[Structured figure records]

┌──

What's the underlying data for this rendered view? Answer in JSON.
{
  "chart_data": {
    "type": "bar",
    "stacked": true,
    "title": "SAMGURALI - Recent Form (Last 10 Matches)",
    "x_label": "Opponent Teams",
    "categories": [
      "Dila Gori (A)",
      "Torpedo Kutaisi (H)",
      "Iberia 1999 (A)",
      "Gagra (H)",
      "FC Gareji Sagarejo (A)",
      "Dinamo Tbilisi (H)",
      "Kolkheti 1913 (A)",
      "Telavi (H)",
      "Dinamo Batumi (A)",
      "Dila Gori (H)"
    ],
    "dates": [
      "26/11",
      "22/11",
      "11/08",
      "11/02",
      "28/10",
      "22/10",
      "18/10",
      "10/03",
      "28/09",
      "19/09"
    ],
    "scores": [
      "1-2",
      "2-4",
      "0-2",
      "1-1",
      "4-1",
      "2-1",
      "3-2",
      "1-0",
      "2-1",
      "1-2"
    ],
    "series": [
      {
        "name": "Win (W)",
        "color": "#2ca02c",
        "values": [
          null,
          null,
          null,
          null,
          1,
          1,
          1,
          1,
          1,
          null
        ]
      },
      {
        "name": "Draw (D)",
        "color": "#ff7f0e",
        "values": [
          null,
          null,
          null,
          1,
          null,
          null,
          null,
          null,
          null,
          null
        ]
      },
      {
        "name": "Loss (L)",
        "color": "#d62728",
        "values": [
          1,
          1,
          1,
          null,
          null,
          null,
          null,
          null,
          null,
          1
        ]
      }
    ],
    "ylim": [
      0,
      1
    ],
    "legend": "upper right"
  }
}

└──

● What this task involves
Retype every record above exactly as it appears.

● Exercise solution
What's the underlying data for this rendered view? Answer in JSON.
{
  "chart_data": {
    "type": "bar",
    "stacked": true,
    "title": "SAMGURALI - Recent Form (Last 10 Matches)",
    "x_label": "Opponent Teams",
    "categories": [
      "Dila Gori (A)",
      "Torpedo Kutaisi (H)",
      "Iberia 1999 (A)",
      "Gagra (H)",
      "FC Gareji Sagarejo (A)",
      "Dinamo Tbilisi (H)",
      "Kolkheti 1913 (A)",
      "Telavi (H)",
      "Dinamo Batumi (A)",
      "Dila Gori (H)"
    ],
    "dates": [
      "26/11",
      "22/11",
      "11/08",
      "11/02",
      "28/10",
      "22/10",
      "18/10",
      "10/03",
      "28/09",
      "19/09"
    ],
    "scores": [
      "1-2",
      "2-4",
      "0-2",
      "1-1",
      "4-1",
      "2-1",
      "3-2",
      "1-0",
      "2-1",
      "1-2"
    ],
    "series": [
      {
        "name": "Win (W)",
        "color": "#2ca02c",
        "values": [
          null,
          null,
          null,
          null,
          1,
          1,
          1,
          1,
          1,
          null
        ]
      },
      {
        "name": "Draw (D)",
        "color": "#ff7f0e",
        "values": [
          null,
          null,
          null,
          1,
          null,
          null,
          null,
          null,
          null,
          null
        ]
      },
      {
        "name": "Loss (L)",
        "color": "#d62728",
        "values": [
          1,
          1,
          1,
          null,
          null,
          null,
          null,
          null,
          null,
          1
        ]
      }
    ],
    "ylim": [
      0,
      1
    ],
    "legend": "upper right"
  }
}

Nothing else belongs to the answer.